● **WHAT YOU NEED TO DO**: For each line below that includes the word "circle", make a copy.

● **DATASET EXCERPTS**:

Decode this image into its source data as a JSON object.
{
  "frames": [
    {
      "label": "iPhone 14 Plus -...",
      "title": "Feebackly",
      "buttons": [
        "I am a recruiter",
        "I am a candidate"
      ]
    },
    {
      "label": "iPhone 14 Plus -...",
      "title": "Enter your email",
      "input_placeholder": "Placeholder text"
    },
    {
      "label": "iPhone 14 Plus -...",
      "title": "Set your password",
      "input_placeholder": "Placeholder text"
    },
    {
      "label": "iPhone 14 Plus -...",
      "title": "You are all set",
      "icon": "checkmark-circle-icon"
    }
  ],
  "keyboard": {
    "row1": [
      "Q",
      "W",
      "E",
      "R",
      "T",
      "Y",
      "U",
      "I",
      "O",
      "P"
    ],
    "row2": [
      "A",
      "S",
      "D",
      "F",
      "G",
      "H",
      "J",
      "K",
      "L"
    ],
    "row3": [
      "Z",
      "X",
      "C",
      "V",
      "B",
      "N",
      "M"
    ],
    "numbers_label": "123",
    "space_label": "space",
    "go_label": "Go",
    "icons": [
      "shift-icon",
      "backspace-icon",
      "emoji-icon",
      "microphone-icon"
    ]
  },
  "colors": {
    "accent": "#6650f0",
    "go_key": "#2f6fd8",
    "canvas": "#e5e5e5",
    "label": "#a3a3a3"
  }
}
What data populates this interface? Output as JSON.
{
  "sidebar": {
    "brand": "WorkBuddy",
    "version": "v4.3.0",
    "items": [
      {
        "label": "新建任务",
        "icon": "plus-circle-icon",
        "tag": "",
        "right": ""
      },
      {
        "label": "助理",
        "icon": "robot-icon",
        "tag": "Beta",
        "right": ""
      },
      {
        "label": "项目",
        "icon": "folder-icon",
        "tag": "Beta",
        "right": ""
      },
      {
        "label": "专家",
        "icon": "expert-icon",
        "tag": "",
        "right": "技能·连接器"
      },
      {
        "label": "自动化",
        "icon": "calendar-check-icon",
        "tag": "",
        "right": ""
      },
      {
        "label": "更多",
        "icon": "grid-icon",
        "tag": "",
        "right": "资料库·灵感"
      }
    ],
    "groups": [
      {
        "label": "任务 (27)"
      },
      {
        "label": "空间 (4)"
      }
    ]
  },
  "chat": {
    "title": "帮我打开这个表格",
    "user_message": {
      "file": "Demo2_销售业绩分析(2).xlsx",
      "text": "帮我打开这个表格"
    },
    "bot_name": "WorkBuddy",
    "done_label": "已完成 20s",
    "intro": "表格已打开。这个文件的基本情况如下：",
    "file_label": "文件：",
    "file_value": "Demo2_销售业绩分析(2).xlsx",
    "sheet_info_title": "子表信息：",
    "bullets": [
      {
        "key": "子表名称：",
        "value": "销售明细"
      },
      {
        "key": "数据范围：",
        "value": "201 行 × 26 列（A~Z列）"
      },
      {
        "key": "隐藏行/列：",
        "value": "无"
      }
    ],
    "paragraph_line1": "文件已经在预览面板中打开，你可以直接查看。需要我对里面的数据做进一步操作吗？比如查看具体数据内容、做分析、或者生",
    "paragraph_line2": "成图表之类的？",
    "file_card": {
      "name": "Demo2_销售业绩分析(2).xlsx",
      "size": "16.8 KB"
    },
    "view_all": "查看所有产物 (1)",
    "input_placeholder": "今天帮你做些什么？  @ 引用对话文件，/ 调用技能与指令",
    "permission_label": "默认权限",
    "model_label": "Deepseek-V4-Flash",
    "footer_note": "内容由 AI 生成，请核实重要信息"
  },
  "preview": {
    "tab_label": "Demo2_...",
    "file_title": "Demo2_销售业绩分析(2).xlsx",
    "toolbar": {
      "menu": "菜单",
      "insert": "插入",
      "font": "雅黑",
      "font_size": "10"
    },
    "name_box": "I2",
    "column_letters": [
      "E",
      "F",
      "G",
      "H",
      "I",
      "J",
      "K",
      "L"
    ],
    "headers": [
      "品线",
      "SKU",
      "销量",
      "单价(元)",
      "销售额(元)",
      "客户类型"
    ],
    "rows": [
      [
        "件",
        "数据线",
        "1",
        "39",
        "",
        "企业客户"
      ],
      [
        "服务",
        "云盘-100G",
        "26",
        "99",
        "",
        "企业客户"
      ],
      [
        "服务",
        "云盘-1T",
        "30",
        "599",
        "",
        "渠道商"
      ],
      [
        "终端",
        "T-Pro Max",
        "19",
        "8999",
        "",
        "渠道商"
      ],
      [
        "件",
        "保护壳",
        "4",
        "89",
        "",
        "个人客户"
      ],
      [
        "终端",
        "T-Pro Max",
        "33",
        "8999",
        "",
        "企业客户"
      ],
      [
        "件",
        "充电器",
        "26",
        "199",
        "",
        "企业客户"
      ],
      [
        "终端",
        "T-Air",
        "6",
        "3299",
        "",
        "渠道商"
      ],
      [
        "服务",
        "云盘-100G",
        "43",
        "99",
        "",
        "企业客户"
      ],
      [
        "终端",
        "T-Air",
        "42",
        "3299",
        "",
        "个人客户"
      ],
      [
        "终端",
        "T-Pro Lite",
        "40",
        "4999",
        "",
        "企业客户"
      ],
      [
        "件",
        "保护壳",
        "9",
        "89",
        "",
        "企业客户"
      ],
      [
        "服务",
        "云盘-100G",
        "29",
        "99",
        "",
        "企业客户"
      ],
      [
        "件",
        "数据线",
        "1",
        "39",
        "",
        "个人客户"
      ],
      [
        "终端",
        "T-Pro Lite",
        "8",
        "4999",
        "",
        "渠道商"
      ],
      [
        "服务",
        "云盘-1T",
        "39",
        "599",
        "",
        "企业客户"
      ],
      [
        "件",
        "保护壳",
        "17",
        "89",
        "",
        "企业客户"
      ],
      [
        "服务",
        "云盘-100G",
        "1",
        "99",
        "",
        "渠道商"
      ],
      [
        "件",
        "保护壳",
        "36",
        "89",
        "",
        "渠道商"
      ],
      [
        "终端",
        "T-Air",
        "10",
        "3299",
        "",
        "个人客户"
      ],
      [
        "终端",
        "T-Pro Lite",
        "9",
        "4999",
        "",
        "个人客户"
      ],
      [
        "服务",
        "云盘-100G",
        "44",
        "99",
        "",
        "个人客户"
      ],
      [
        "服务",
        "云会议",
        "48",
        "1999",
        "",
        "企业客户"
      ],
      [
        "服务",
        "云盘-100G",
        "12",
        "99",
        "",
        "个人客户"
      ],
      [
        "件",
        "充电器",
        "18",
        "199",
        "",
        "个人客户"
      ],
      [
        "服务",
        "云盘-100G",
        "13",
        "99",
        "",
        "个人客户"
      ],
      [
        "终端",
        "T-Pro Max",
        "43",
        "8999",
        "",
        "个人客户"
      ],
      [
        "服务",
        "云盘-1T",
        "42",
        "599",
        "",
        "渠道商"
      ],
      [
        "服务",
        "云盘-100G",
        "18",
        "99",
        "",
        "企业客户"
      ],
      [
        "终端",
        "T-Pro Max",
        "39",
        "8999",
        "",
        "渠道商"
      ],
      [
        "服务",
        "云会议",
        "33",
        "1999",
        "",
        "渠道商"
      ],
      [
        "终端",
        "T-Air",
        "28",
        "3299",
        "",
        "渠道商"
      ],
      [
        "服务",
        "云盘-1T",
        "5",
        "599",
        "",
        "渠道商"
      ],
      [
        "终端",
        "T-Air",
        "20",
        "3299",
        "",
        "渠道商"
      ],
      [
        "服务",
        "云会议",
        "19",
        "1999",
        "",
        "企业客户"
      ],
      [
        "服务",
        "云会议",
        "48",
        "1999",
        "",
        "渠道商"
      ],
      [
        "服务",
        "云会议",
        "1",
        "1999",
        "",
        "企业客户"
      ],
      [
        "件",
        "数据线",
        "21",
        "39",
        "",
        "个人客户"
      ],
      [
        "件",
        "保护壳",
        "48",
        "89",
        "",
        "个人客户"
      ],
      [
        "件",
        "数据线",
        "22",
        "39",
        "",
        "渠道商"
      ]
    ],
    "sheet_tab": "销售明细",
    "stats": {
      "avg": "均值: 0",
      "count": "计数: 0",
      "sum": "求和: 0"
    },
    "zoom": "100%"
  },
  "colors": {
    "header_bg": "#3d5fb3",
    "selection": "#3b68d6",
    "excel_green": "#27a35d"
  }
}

● **SOLUTION**:
      "icon": "checkmark-circle-icon"
        "icon": "plus-circle-icon",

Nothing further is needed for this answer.